Provided data -
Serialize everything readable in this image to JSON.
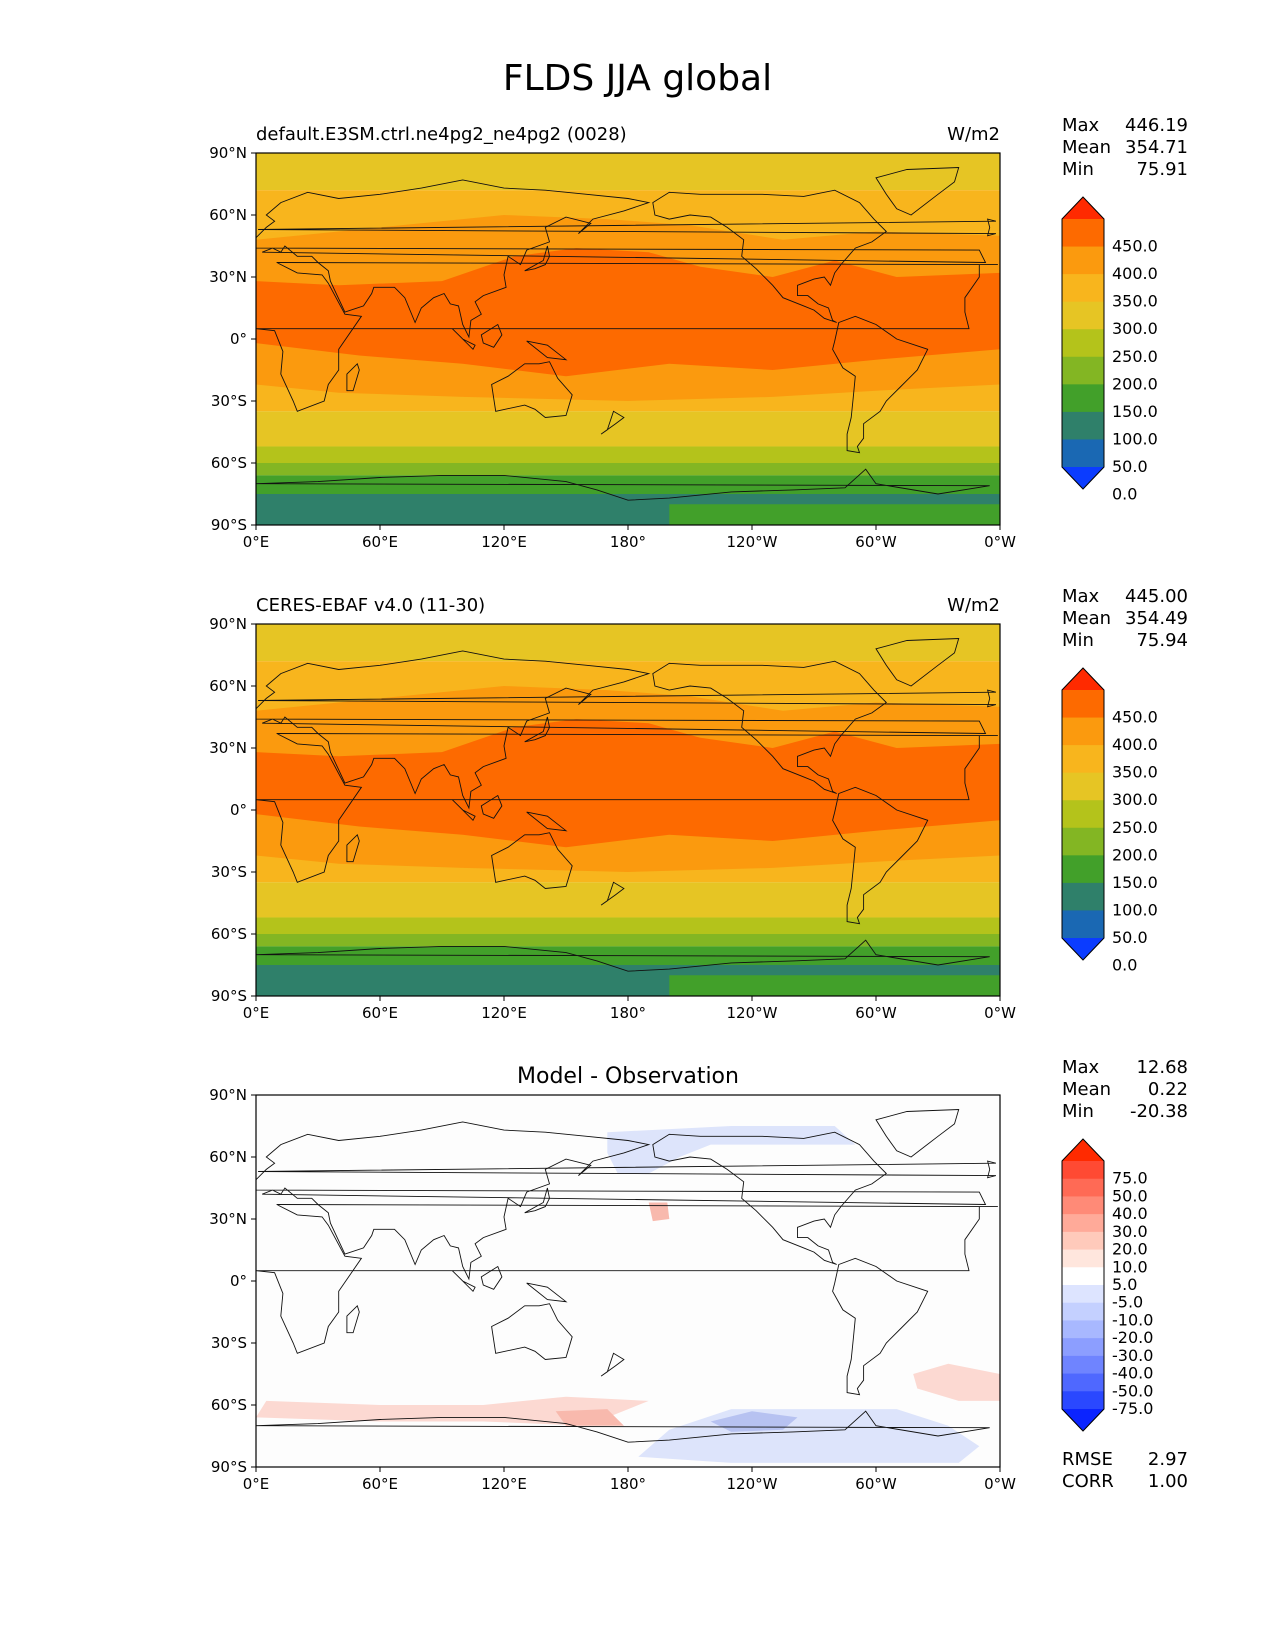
{
  "title": "FLDS JJA global",
  "x_ticks": [
    "0°E",
    "60°E",
    "120°E",
    "180°",
    "120°W",
    "60°W",
    "0°W"
  ],
  "y_ticks": [
    "90°N",
    "60°N",
    "30°N",
    "0°",
    "30°S",
    "60°S",
    "90°S"
  ],
  "panels": [
    {
      "id": "model",
      "left_title": "default.E3SM.ctrl.ne4pg2_ne4pg2 (0028)",
      "center_title": "",
      "right_title": "W/m2",
      "stats": [
        {
          "label": "Max",
          "value": "446.19"
        },
        {
          "label": "Mean",
          "value": "354.71"
        },
        {
          "label": "Min",
          "value": "75.91"
        }
      ],
      "colorbar": {
        "labels": [
          "450.0",
          "400.0",
          "350.0",
          "300.0",
          "250.0",
          "200.0",
          "150.0",
          "100.0",
          "50.0",
          "0.0"
        ],
        "colors": [
          "#ff2a00",
          "#fd6a00",
          "#fb9a0e",
          "#f8b51d",
          "#e6c524",
          "#b4c31b",
          "#83b623",
          "#42a02a",
          "#2f806a",
          "#1a68b3",
          "#0b3cff"
        ]
      }
    },
    {
      "id": "obs",
      "left_title": "CERES-EBAF v4.0 (11-30)",
      "center_title": "",
      "right_title": "W/m2",
      "stats": [
        {
          "label": "Max",
          "value": "445.00"
        },
        {
          "label": "Mean",
          "value": "354.49"
        },
        {
          "label": "Min",
          "value": "75.94"
        }
      ],
      "colorbar": {
        "labels": [
          "450.0",
          "400.0",
          "350.0",
          "300.0",
          "250.0",
          "200.0",
          "150.0",
          "100.0",
          "50.0",
          "0.0"
        ],
        "colors": [
          "#ff2a00",
          "#fd6a00",
          "#fb9a0e",
          "#f8b51d",
          "#e6c524",
          "#b4c31b",
          "#83b623",
          "#42a02a",
          "#2f806a",
          "#1a68b3",
          "#0b3cff"
        ]
      }
    },
    {
      "id": "diff",
      "left_title": "",
      "center_title": "Model - Observation",
      "right_title": "",
      "stats": [
        {
          "label": "Max",
          "value": "12.68"
        },
        {
          "label": "Mean",
          "value": "0.22"
        },
        {
          "label": "Min",
          "value": "-20.38"
        }
      ],
      "extra_stats": [
        {
          "label": "RMSE",
          "value": "2.97"
        },
        {
          "label": "CORR",
          "value": "1.00"
        }
      ],
      "colorbar": {
        "labels": [
          "75.0",
          "50.0",
          "40.0",
          "30.0",
          "20.0",
          "10.0",
          "5.0",
          "-5.0",
          "-10.0",
          "-20.0",
          "-30.0",
          "-40.0",
          "-50.0",
          "-75.0"
        ],
        "colors": [
          "#ff2a00",
          "#ff4a33",
          "#ff6a55",
          "#ff8a77",
          "#ffaa99",
          "#ffcabb",
          "#ffe6dd",
          "#ffffff",
          "#dde4ff",
          "#c4d0ff",
          "#a8b8ff",
          "#8c9eff",
          "#6f84ff",
          "#4f68ff",
          "#2a48ff",
          "#0b24ff"
        ]
      }
    }
  ],
  "map_colors": {
    "sea_high": "#fd6a00",
    "mid": "#fb9a0e",
    "temperate": "#f8b51d",
    "arctic": "#e6c524",
    "sub_antarctic": "#b4c31b",
    "antarctic_edge": "#83b623",
    "antarctic": "#42a02a",
    "antarctic_deep": "#2f806a",
    "coast": "#111111",
    "diff_neutral": "#fdfdfd",
    "diff_pos": "#fcd9d2",
    "diff_pos_strong": "#f8b9ad",
    "diff_neg": "#dde4fb",
    "diff_neg_strong": "#b7c2f1"
  }
}
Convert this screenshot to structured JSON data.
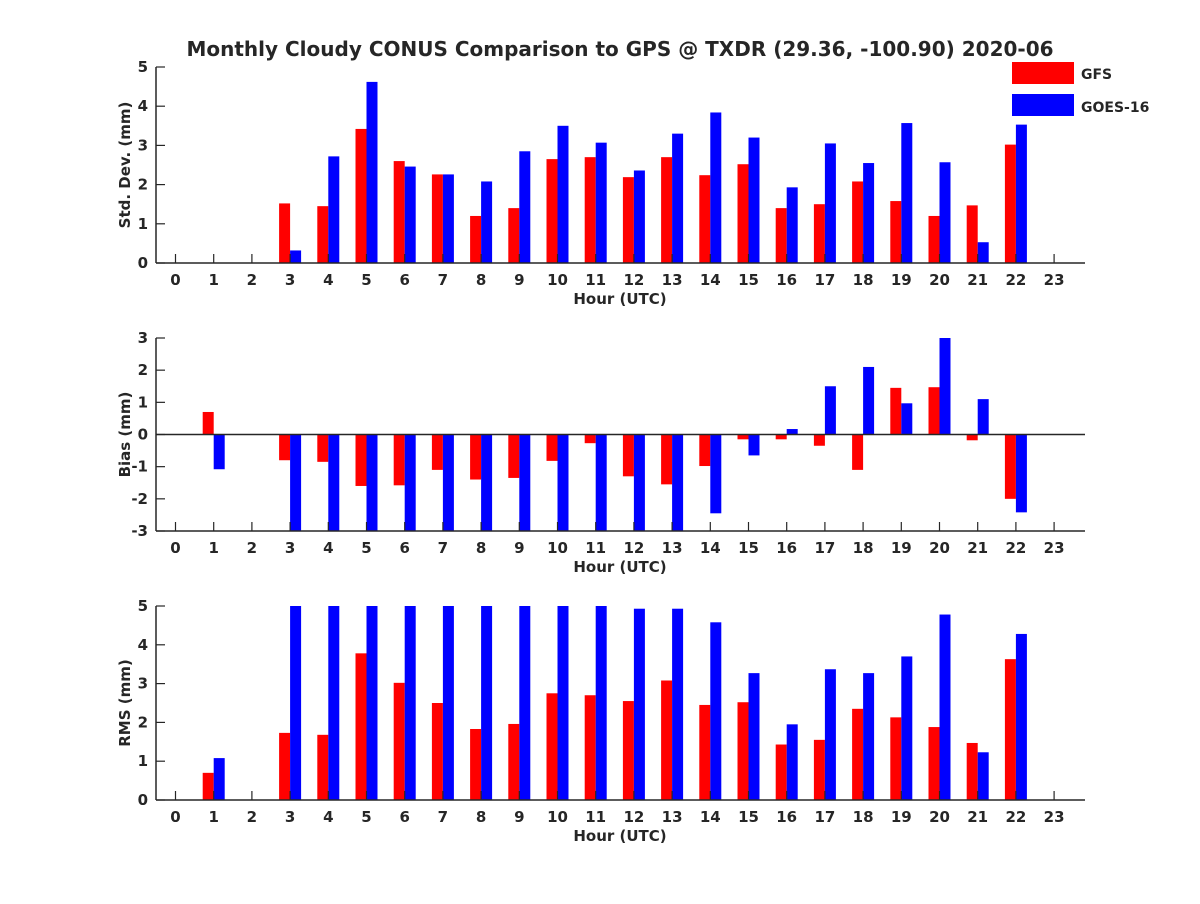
{
  "title": "Monthly Cloudy CONUS Comparison to GPS @ TXDR (29.36, -100.90) 2020-06",
  "legend": [
    {
      "name": "GFS",
      "color": "#ff0000"
    },
    {
      "name": "GOES-16",
      "color": "#0000ff"
    }
  ],
  "chart_data": [
    {
      "type": "bar",
      "ylabel": "Std. Dev. (mm)",
      "xlabel": "Hour (UTC)",
      "ylim": [
        0,
        5
      ],
      "yticks": [
        0,
        1,
        2,
        3,
        4,
        5
      ],
      "categories": [
        "0",
        "1",
        "2",
        "3",
        "4",
        "5",
        "6",
        "7",
        "8",
        "9",
        "10",
        "11",
        "12",
        "13",
        "14",
        "15",
        "16",
        "17",
        "18",
        "19",
        "20",
        "21",
        "22",
        "23"
      ],
      "series": [
        {
          "name": "GFS",
          "values": [
            null,
            null,
            null,
            1.52,
            1.45,
            3.42,
            2.6,
            2.26,
            1.2,
            1.4,
            2.65,
            2.7,
            2.19,
            2.7,
            2.24,
            2.52,
            1.4,
            1.5,
            2.08,
            1.58,
            1.2,
            1.47,
            3.02,
            null
          ]
        },
        {
          "name": "GOES-16",
          "values": [
            null,
            null,
            null,
            0.32,
            2.72,
            4.62,
            2.46,
            2.26,
            2.08,
            2.85,
            3.5,
            3.07,
            2.36,
            3.3,
            3.84,
            3.2,
            1.93,
            3.05,
            2.55,
            3.57,
            2.57,
            0.53,
            3.53,
            null
          ]
        }
      ]
    },
    {
      "type": "bar",
      "ylabel": "Bias (mm)",
      "xlabel": "Hour (UTC)",
      "ylim": [
        -3,
        3
      ],
      "yticks": [
        -3,
        -2,
        -1,
        0,
        1,
        2,
        3
      ],
      "categories": [
        "0",
        "1",
        "2",
        "3",
        "4",
        "5",
        "6",
        "7",
        "8",
        "9",
        "10",
        "11",
        "12",
        "13",
        "14",
        "15",
        "16",
        "17",
        "18",
        "19",
        "20",
        "21",
        "22",
        "23"
      ],
      "series": [
        {
          "name": "GFS",
          "values": [
            null,
            0.7,
            null,
            -0.8,
            -0.85,
            -1.6,
            -1.58,
            -1.1,
            -1.4,
            -1.35,
            -0.82,
            -0.27,
            -1.3,
            -1.55,
            -0.98,
            -0.15,
            -0.15,
            -0.35,
            -1.1,
            1.45,
            1.47,
            -0.18,
            -2.0,
            null
          ]
        },
        {
          "name": "GOES-16",
          "values": [
            null,
            -1.08,
            null,
            -3.0,
            -3.0,
            -3.0,
            -3.0,
            -3.0,
            -3.0,
            -3.0,
            -3.0,
            -3.0,
            -3.0,
            -3.0,
            -2.45,
            -0.65,
            0.17,
            1.5,
            2.1,
            0.97,
            3.0,
            1.1,
            -2.42,
            null
          ]
        }
      ]
    },
    {
      "type": "bar",
      "ylabel": "RMS (mm)",
      "xlabel": "Hour (UTC)",
      "ylim": [
        0,
        5
      ],
      "yticks": [
        0,
        1,
        2,
        3,
        4,
        5
      ],
      "categories": [
        "0",
        "1",
        "2",
        "3",
        "4",
        "5",
        "6",
        "7",
        "8",
        "9",
        "10",
        "11",
        "12",
        "13",
        "14",
        "15",
        "16",
        "17",
        "18",
        "19",
        "20",
        "21",
        "22",
        "23"
      ],
      "series": [
        {
          "name": "GFS",
          "values": [
            null,
            0.7,
            null,
            1.73,
            1.68,
            3.78,
            3.02,
            2.5,
            1.83,
            1.96,
            2.75,
            2.7,
            2.55,
            3.08,
            2.45,
            2.52,
            1.43,
            1.55,
            2.35,
            2.13,
            1.88,
            1.47,
            3.63,
            null
          ]
        },
        {
          "name": "GOES-16",
          "values": [
            null,
            1.08,
            null,
            5.0,
            5.0,
            5.0,
            5.0,
            5.0,
            5.0,
            5.0,
            5.0,
            5.0,
            4.93,
            4.93,
            4.58,
            3.27,
            1.95,
            3.37,
            3.27,
            3.7,
            4.78,
            1.23,
            4.28,
            null
          ]
        }
      ]
    }
  ]
}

Task to carry out - From the listing above, copy every line that holds the string "ylabel".

Answer below -
      "ylabel": "Std. Dev. (mm)",
      "ylabel": "Bias (mm)",
      "ylabel": "RMS (mm)",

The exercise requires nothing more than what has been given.